• Dataset excerpt:
* * * * *

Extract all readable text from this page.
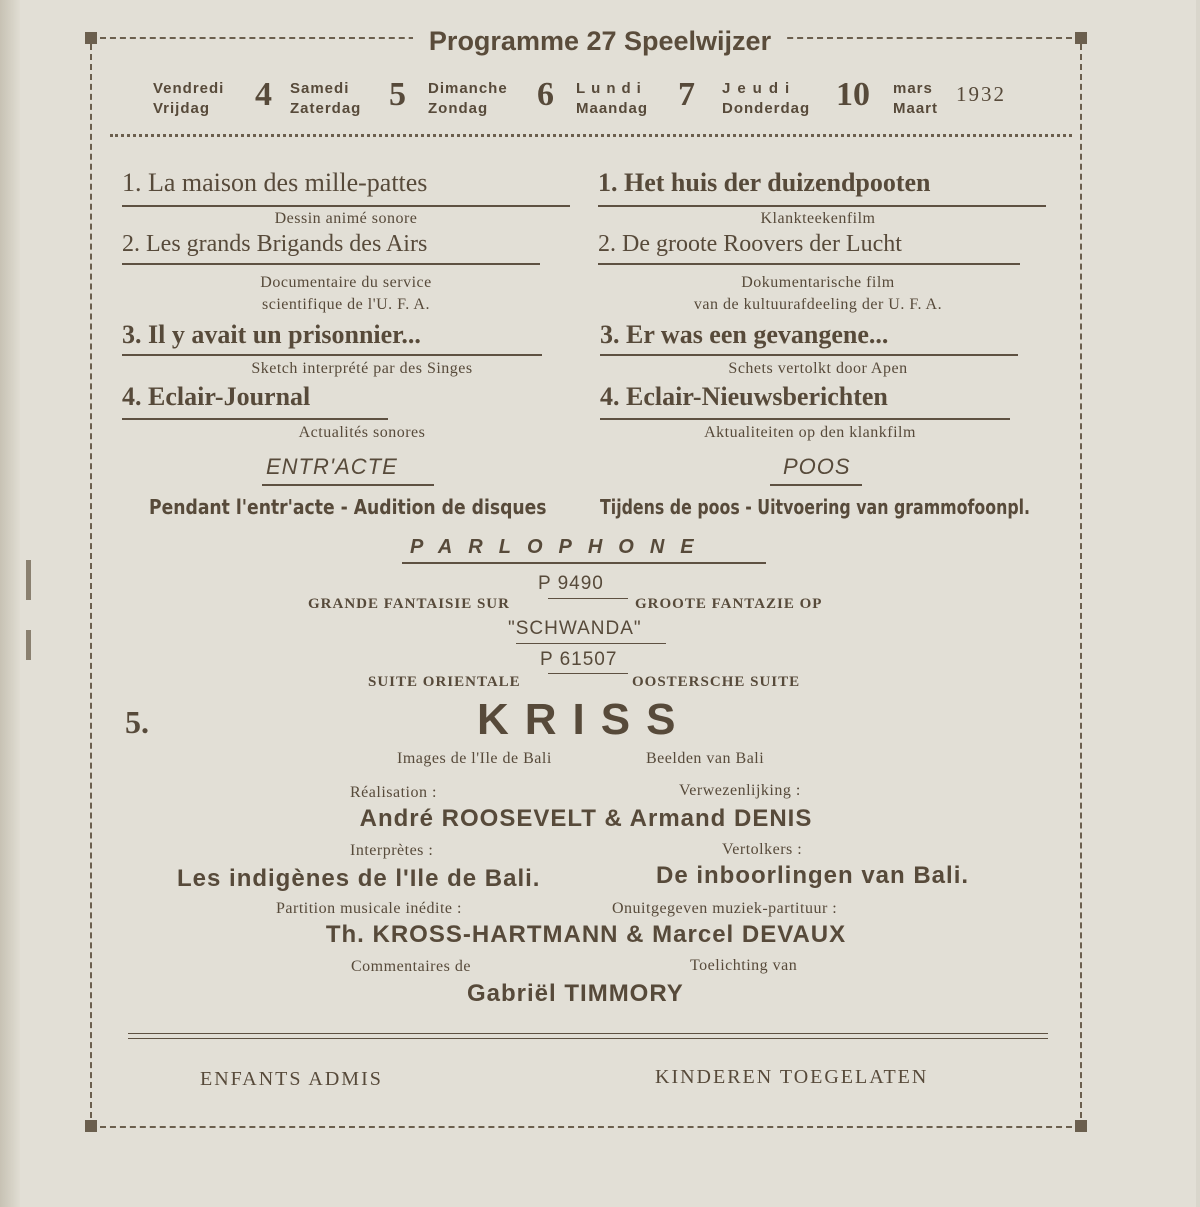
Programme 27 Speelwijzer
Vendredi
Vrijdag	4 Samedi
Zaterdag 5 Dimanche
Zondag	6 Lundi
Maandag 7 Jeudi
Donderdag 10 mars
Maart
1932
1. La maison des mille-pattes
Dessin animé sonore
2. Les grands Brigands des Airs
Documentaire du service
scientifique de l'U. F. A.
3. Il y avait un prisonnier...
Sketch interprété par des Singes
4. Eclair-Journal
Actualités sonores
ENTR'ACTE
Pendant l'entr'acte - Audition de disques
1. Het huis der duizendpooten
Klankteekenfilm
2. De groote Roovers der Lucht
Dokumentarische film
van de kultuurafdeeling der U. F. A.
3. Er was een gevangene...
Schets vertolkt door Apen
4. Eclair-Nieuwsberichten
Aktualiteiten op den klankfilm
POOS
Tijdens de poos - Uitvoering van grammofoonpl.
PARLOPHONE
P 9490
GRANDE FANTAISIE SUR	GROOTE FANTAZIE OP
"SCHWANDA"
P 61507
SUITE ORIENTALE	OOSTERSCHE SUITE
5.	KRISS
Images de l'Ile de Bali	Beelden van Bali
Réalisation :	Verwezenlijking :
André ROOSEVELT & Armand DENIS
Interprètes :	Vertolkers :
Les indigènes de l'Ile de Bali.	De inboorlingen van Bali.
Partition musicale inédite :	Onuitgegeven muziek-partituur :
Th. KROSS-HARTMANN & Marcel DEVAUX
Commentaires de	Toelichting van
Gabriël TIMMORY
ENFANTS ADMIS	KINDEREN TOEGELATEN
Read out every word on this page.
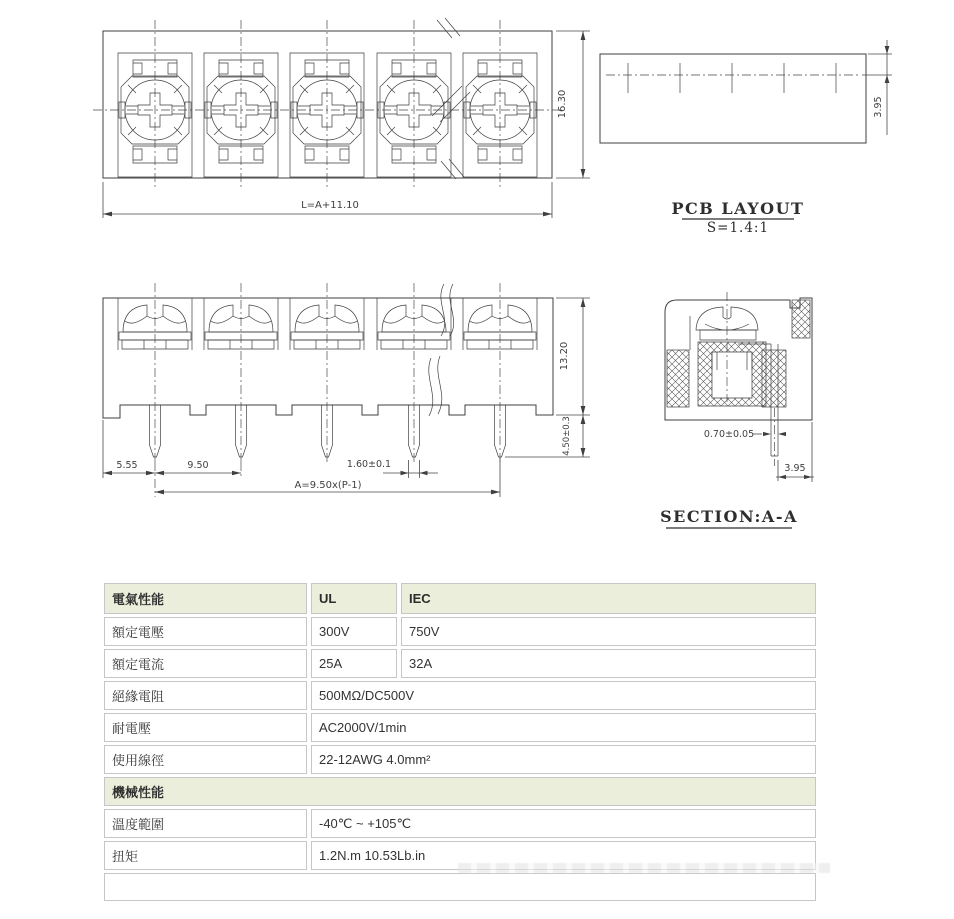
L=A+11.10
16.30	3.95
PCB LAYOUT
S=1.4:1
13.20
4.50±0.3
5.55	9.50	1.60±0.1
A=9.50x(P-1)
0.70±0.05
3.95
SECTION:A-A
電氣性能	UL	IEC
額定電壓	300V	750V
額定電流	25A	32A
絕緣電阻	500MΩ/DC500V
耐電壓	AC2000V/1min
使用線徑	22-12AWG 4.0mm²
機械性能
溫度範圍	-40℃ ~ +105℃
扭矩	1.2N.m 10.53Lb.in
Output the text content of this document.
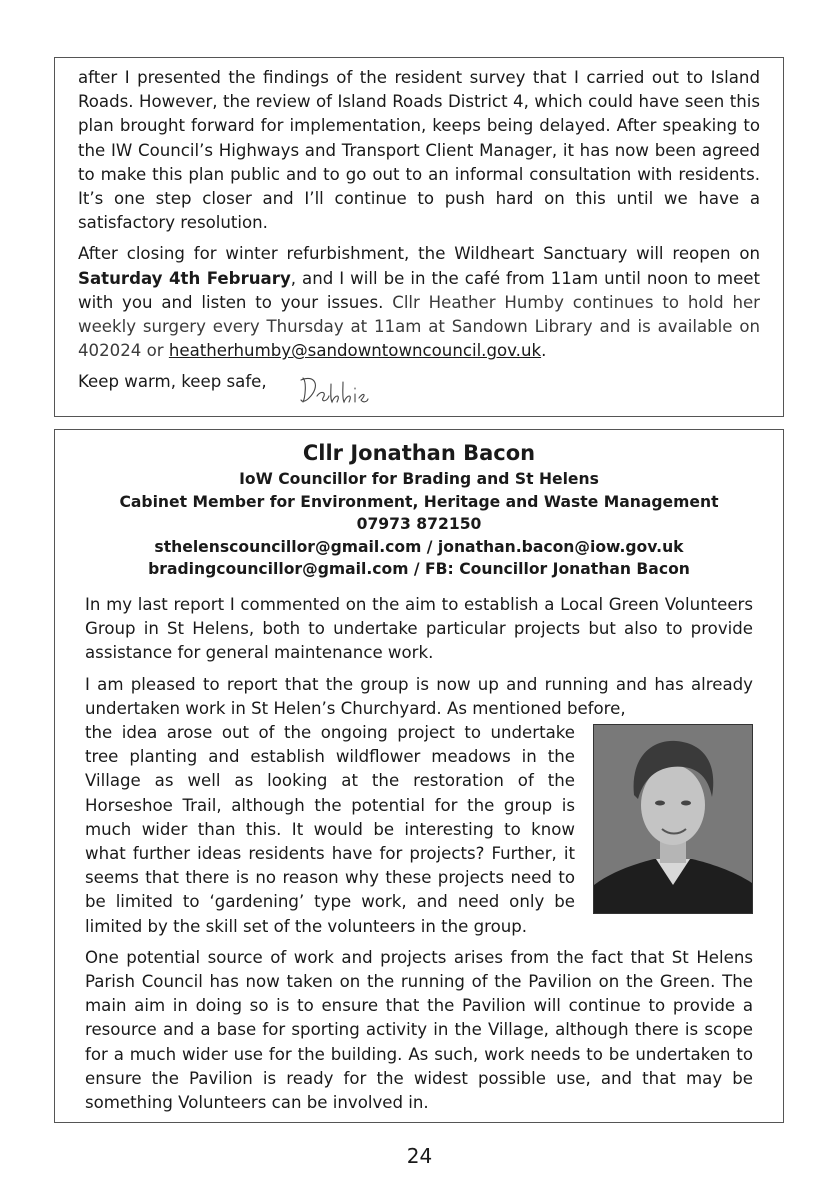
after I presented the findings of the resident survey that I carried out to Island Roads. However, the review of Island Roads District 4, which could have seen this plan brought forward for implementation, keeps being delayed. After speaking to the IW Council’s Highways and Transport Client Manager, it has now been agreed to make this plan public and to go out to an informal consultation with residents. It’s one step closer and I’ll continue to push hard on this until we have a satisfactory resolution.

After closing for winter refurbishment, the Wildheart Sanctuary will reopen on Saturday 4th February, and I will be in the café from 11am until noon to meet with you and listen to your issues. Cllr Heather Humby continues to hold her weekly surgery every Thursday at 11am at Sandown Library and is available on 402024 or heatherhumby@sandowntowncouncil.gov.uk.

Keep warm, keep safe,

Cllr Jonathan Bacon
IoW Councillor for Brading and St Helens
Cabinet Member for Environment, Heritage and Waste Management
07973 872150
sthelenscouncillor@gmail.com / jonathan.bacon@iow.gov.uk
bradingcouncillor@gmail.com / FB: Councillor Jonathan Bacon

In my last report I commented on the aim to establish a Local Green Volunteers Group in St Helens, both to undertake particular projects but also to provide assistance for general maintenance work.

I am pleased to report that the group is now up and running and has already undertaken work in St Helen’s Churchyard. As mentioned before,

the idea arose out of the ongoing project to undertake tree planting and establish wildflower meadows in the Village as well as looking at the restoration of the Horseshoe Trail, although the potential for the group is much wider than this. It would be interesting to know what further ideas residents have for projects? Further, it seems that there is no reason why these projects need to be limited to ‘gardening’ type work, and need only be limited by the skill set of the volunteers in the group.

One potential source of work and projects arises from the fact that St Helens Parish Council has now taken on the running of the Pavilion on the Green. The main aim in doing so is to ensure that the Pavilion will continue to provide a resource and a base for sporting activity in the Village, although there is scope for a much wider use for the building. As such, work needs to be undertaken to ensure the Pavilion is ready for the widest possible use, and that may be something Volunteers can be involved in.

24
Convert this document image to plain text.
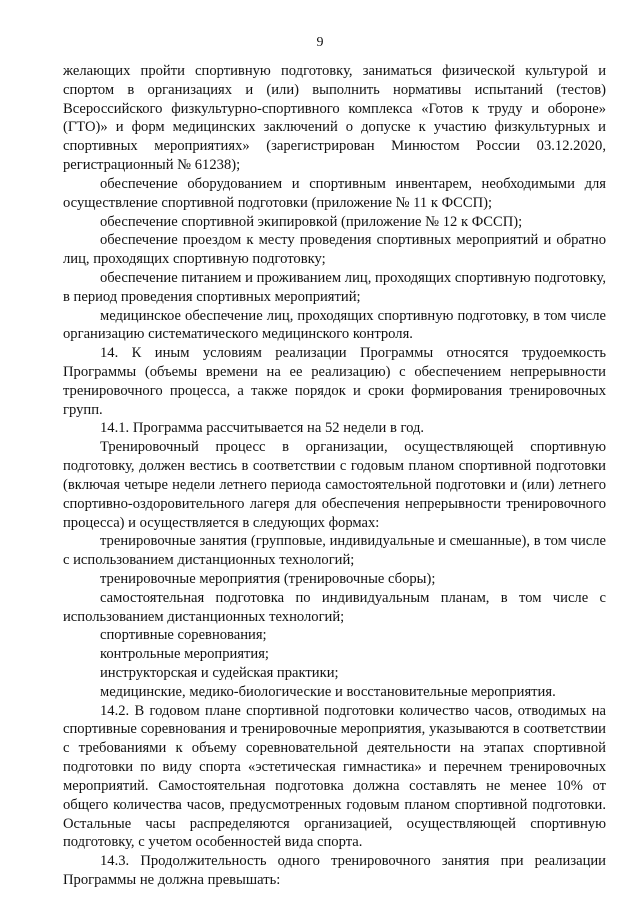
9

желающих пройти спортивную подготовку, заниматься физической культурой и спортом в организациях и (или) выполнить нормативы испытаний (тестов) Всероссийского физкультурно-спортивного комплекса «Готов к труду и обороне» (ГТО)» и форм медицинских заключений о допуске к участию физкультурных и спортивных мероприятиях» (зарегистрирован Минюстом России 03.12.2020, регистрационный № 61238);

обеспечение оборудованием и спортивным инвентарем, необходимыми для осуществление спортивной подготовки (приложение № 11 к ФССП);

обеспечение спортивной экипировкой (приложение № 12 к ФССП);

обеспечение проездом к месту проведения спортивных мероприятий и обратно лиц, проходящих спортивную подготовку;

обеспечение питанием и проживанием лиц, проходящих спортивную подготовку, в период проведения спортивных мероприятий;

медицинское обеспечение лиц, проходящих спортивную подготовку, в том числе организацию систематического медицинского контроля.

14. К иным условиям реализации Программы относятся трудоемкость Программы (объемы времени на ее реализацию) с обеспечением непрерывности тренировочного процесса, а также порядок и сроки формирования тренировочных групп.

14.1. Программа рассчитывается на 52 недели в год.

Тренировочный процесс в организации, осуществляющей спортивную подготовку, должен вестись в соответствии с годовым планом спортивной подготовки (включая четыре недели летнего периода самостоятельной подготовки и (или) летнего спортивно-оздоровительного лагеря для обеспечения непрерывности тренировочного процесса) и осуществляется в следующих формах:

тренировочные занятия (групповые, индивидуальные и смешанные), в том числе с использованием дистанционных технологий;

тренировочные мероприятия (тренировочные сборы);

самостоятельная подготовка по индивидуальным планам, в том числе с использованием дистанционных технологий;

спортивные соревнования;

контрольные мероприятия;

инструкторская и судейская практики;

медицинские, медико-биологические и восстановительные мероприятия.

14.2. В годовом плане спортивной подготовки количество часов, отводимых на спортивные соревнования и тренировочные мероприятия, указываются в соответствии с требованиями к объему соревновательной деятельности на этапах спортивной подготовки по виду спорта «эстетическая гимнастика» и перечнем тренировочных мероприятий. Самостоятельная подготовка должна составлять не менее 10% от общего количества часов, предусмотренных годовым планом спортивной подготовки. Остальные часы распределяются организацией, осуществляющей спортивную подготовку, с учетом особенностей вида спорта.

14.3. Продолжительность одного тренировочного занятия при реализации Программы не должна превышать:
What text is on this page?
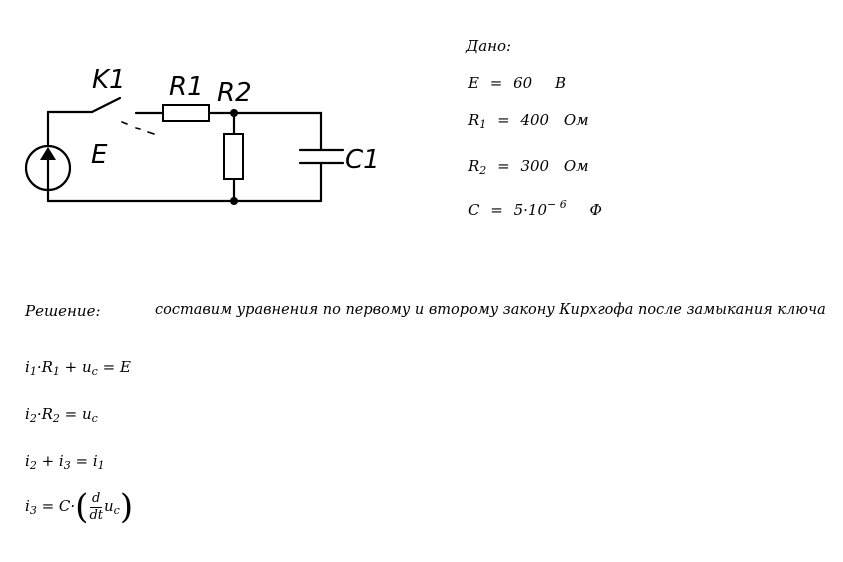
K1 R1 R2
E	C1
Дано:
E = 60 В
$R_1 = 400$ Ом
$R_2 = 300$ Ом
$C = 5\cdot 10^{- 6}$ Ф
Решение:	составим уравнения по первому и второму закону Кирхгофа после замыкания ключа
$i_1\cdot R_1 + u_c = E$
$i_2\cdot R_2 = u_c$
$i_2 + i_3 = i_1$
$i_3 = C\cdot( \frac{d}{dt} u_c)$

* * * * *

• TASK REQUIREMENTS: Reproduce the listing above from the line that contains "What text is on this page?" through its final line, exactly and with nothing added. Omit the images.

• FINAL ANSWER:
What text is on this page?
K1 R1 R2
E	C1
Дано:
E = 60 В
$R_1 = 400$ Ом
$R_2 = 300$ Ом
$C = 5\cdot 10^{- 6}$ Ф
Решение:	составим уравнения по первому и второму закону Кирхгофа после замыкания ключа
$i_1\cdot R_1 + u_c = E$
$i_2\cdot R_2 = u_c$
$i_2 + i_3 = i_1$
$i_3 = C\cdot( \frac{d}{dt} u_c)$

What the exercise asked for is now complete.